= TASK TO CARRY OUT =
Give all of the lines again exactly as they read.

Start of RECORDS SUPPLIED

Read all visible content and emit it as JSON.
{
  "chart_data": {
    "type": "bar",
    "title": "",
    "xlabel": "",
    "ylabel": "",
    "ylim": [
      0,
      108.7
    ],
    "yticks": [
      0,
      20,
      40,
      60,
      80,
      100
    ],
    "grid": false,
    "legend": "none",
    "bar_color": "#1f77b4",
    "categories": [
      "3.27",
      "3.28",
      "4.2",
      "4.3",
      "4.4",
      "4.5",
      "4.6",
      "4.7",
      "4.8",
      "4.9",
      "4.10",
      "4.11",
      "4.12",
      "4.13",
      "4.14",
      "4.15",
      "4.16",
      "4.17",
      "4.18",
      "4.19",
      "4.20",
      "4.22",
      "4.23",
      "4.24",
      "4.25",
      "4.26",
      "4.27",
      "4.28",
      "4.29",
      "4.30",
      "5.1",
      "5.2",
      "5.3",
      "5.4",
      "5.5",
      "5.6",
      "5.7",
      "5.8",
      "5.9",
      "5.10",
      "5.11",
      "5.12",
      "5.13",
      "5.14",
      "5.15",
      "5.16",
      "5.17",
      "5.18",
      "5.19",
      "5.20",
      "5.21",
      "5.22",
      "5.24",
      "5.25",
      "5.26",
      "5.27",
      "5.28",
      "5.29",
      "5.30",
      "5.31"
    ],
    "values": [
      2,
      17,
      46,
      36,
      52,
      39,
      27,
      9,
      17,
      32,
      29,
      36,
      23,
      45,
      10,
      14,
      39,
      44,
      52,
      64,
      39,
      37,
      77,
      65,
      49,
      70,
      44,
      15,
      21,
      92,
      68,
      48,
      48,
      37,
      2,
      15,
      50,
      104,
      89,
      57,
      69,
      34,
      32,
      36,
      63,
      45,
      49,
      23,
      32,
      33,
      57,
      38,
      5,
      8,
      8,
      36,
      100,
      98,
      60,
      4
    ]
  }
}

End of RECORDS SUPPLIED

= OUTPUT FOR THIS EXERCISE =
Read all visible content and emit it as JSON.
{
  "chart_data": {
    "type": "bar",
    "title": "",
    "xlabel": "",
    "ylabel": "",
    "ylim": [
      0,
      108.7
    ],
    "yticks": [
      0,
      20,
      40,
      60,
      80,
      100
    ],
    "grid": false,
    "legend": "none",
    "bar_color": "#1f77b4",
    "categories": [
      "3.27",
      "3.28",
      "4.2",
      "4.3",
      "4.4",
      "4.5",
      "4.6",
      "4.7",
      "4.8",
      "4.9",
      "4.10",
      "4.11",
      "4.12",
      "4.13",
      "4.14",
      "4.15",
      "4.16",
      "4.17",
      "4.18",
      "4.19",
      "4.20",
      "4.22",
      "4.23",
      "4.24",
      "4.25",
      "4.26",
      "4.27",
      "4.28",
      "4.29",
      "4.30",
      "5.1",
      "5.2",
      "5.3",
      "5.4",
      "5.5",
      "5.6",
      "5.7",
      "5.8",
      "5.9",
      "5.10",
      "5.11",
      "5.12",
      "5.13",
      "5.14",
      "5.15",
      "5.16",
      "5.17",
      "5.18",
      "5.19",
      "5.20",
      "5.21",
      "5.22",
      "5.24",
      "5.25",
      "5.26",
      "5.27",
      "5.28",
      "5.29",
      "5.30",
      "5.31"
    ],
    "values": [
      2,
      17,
      46,
      36,
      52,
      39,
      27,
      9,
      17,
      32,
      29,
      36,
      23,
      45,
      10,
      14,
      39,
      44,
      52,
      64,
      39,
      37,
      77,
      65,
      49,
      70,
      44,
      15,
      21,
      92,
      68,
      48,
      48,
      37,
      2,
      15,
      50,
      104,
      89,
      57,
      69,
      34,
      32,
      36,
      63,
      45,
      49,
      23,
      32,
      33,
      57,
      38,
      5,
      8,
      8,
      36,
      100,
      98,
      60,
      4
    ]
  }
}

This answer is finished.